### [DATASET ROWS]
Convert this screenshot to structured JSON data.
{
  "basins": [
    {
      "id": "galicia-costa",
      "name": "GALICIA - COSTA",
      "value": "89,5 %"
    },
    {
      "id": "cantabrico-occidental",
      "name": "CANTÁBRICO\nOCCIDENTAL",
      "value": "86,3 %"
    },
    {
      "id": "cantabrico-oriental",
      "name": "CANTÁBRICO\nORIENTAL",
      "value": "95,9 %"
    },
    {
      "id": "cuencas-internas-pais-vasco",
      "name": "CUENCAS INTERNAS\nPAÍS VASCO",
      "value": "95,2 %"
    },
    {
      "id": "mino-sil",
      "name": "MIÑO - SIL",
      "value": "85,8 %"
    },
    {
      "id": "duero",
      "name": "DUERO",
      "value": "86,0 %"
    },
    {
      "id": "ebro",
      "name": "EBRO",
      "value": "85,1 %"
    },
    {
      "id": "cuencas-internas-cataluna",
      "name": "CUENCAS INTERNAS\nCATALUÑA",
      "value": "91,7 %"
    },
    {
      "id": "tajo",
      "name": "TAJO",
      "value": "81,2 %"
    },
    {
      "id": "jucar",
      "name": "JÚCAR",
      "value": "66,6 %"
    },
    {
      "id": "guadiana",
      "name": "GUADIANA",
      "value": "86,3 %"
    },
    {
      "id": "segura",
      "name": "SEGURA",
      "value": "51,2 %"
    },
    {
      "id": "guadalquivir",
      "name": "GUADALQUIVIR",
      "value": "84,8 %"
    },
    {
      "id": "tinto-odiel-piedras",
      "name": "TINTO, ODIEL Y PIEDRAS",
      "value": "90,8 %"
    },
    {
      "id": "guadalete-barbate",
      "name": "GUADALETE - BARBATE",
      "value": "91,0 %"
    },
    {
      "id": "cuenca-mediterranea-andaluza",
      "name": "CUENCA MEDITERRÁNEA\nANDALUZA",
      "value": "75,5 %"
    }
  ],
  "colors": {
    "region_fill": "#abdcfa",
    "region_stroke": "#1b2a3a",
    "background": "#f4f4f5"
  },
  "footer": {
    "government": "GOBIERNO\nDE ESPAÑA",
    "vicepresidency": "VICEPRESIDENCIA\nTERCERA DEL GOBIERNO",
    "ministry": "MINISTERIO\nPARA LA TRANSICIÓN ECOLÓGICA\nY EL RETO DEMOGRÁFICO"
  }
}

### [GOAL]
Find the string "GOBIERNO" in the entries above and return each line that holds it.

### [TASK RESPONSE]
    "government": "GOBIERNO\nDE ESPAÑA",
    "vicepresidency": "VICEPRESIDENCIA\nTERCERA DEL GOBIERNO",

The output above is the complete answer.